• Material for the task:
- - -
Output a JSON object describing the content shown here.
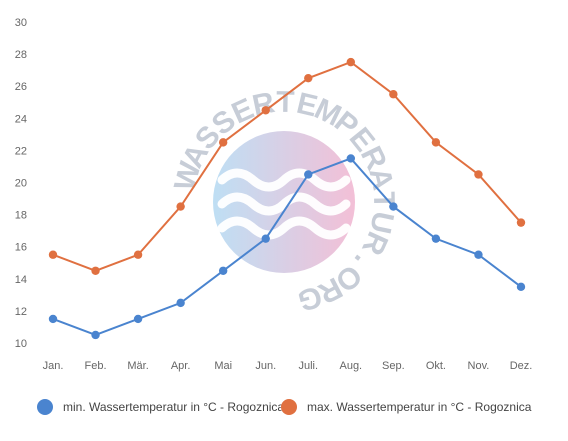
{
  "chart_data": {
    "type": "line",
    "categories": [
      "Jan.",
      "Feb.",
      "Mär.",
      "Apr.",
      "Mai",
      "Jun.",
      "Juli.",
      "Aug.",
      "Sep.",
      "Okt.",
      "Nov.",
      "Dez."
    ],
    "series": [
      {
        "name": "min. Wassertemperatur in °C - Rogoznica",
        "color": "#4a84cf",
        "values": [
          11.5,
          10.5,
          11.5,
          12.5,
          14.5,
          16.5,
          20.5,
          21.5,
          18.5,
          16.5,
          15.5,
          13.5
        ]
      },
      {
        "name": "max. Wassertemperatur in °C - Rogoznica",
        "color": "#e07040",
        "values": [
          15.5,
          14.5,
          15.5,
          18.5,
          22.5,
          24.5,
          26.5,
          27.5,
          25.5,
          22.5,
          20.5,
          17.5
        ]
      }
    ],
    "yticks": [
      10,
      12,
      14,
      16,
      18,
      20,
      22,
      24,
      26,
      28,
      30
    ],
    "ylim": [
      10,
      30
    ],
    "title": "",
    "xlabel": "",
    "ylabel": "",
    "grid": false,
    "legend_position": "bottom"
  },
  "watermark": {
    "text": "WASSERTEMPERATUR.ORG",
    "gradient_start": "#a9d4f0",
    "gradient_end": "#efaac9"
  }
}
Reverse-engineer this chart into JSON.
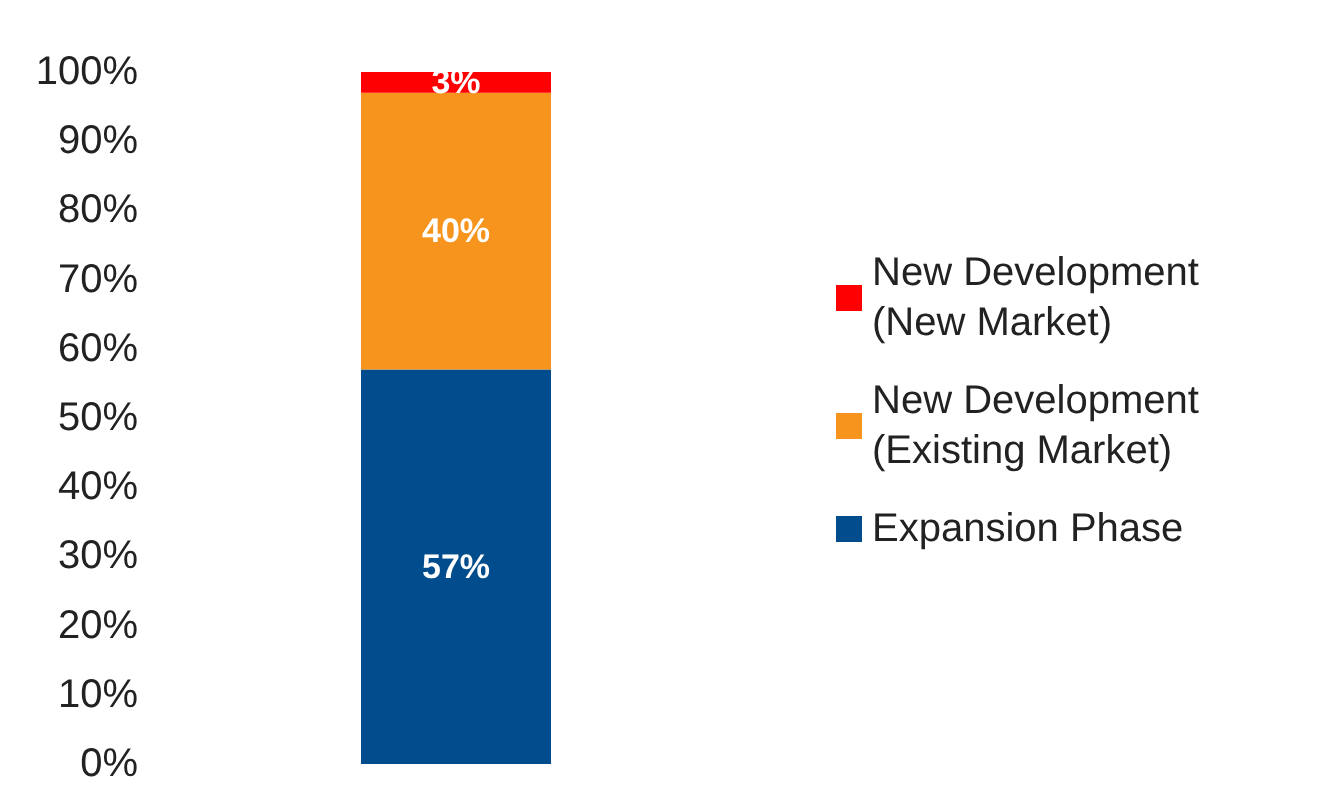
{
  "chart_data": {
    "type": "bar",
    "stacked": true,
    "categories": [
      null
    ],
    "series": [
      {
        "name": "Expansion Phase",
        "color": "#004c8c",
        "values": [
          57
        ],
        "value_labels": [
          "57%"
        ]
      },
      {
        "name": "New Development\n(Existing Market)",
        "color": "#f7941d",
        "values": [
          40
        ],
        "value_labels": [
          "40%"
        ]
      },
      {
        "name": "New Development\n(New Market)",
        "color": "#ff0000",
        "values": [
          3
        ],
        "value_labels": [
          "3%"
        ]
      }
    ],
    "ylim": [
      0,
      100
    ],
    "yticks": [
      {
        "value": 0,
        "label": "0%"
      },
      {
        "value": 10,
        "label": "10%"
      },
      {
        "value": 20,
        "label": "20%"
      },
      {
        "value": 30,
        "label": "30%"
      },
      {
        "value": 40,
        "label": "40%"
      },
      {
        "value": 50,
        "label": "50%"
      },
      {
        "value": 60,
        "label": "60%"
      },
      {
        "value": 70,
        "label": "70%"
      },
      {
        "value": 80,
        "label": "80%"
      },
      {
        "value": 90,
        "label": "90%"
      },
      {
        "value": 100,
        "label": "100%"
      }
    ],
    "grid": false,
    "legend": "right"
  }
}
- - -
• Exercise objective: Isolate each line of the listing above that includes "Market". Copy it.

• Answer for this exercise:
        "name": "New Development\n(Existing Market)",
        "name": "New Development\n(New Market)",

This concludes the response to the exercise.